Find the lines holding "вашего" and copy them.

EXTRACTED INFORMATION
....................

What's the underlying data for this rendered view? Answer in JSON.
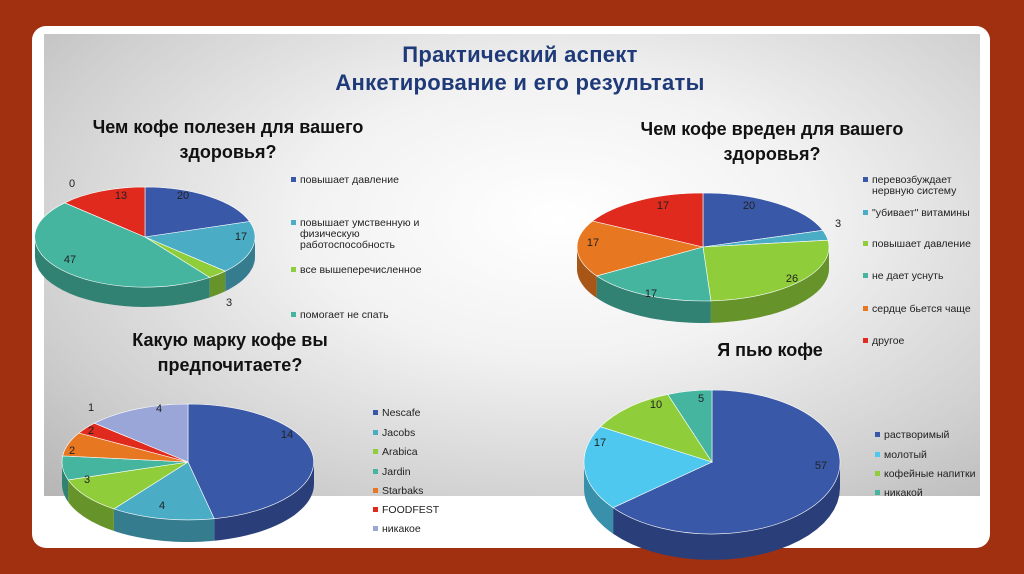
{
  "slide": {
    "title_line1": "Практический аспект",
    "title_line2": "Анкетирование и его результаты"
  },
  "chart_data": [
    {
      "type": "pie",
      "title_line1": "Чем кофе полезен для вашего",
      "title_line2": "здоровья?",
      "slices": [
        {
          "label": "повышает давление",
          "value": 20,
          "color": "#3a58a8"
        },
        {
          "label": "повышает умственную и физическую работоспособность",
          "value": 17,
          "color": "#4bacc6"
        },
        {
          "label": "все вышеперечисленное",
          "value": 3,
          "color": "#8fce3a"
        },
        {
          "label": "помогает не спать",
          "value": 47,
          "color": "#45b5a0"
        },
        {
          "label": "",
          "value": 13,
          "color": "#e02a1e"
        },
        {
          "label": "",
          "value": 0,
          "color": "#9aa5c8"
        }
      ]
    },
    {
      "type": "pie",
      "title_line1": "Чем кофе вреден для вашего",
      "title_line2": "здоровья?",
      "slices": [
        {
          "label": "перевозбуждает нервную систему",
          "value": 20,
          "color": "#3a58a8"
        },
        {
          "label": "\"убивает\" витамины",
          "value": 3,
          "color": "#4bacc6"
        },
        {
          "label": "повышает давление",
          "value": 26,
          "color": "#8fce3a"
        },
        {
          "label": "не дает уснуть",
          "value": 17,
          "color": "#45b5a0"
        },
        {
          "label": "сердце бьется чаще",
          "value": 17,
          "color": "#e87722"
        },
        {
          "label": "другое",
          "value": 17,
          "color": "#e02a1e"
        }
      ]
    },
    {
      "type": "pie",
      "title_line1": "Какую марку кофе вы",
      "title_line2": "предпочитаете?",
      "slices": [
        {
          "label": "Nescafe",
          "value": 14,
          "color": "#3a58a8"
        },
        {
          "label": "Jacobs",
          "value": 4,
          "color": "#4bacc6"
        },
        {
          "label": "Arabica",
          "value": 3,
          "color": "#8fce3a"
        },
        {
          "label": "Jardin",
          "value": 2,
          "color": "#45b5a0"
        },
        {
          "label": "Starbaks",
          "value": 2,
          "color": "#e87722"
        },
        {
          "label": "FOODFEST",
          "value": 1,
          "color": "#e02a1e"
        },
        {
          "label": "никакое",
          "value": 4,
          "color": "#9aa5d8"
        }
      ]
    },
    {
      "type": "pie",
      "title_line1": "Я пью кофе",
      "title_line2": "",
      "slices": [
        {
          "label": "растворимый",
          "value": 57,
          "color": "#3a58a8"
        },
        {
          "label": "молотый",
          "value": 17,
          "color": "#4ec8ee"
        },
        {
          "label": "кофейные напитки",
          "value": 10,
          "color": "#8fce3a"
        },
        {
          "label": "никакой",
          "value": 5,
          "color": "#45b5a0"
        }
      ]
    }
  ]
}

....................

EXPECTED ANSWER
      "title_line1": "Чем кофе полезен для вашего",
      "title_line1": "Чем кофе вреден для вашего",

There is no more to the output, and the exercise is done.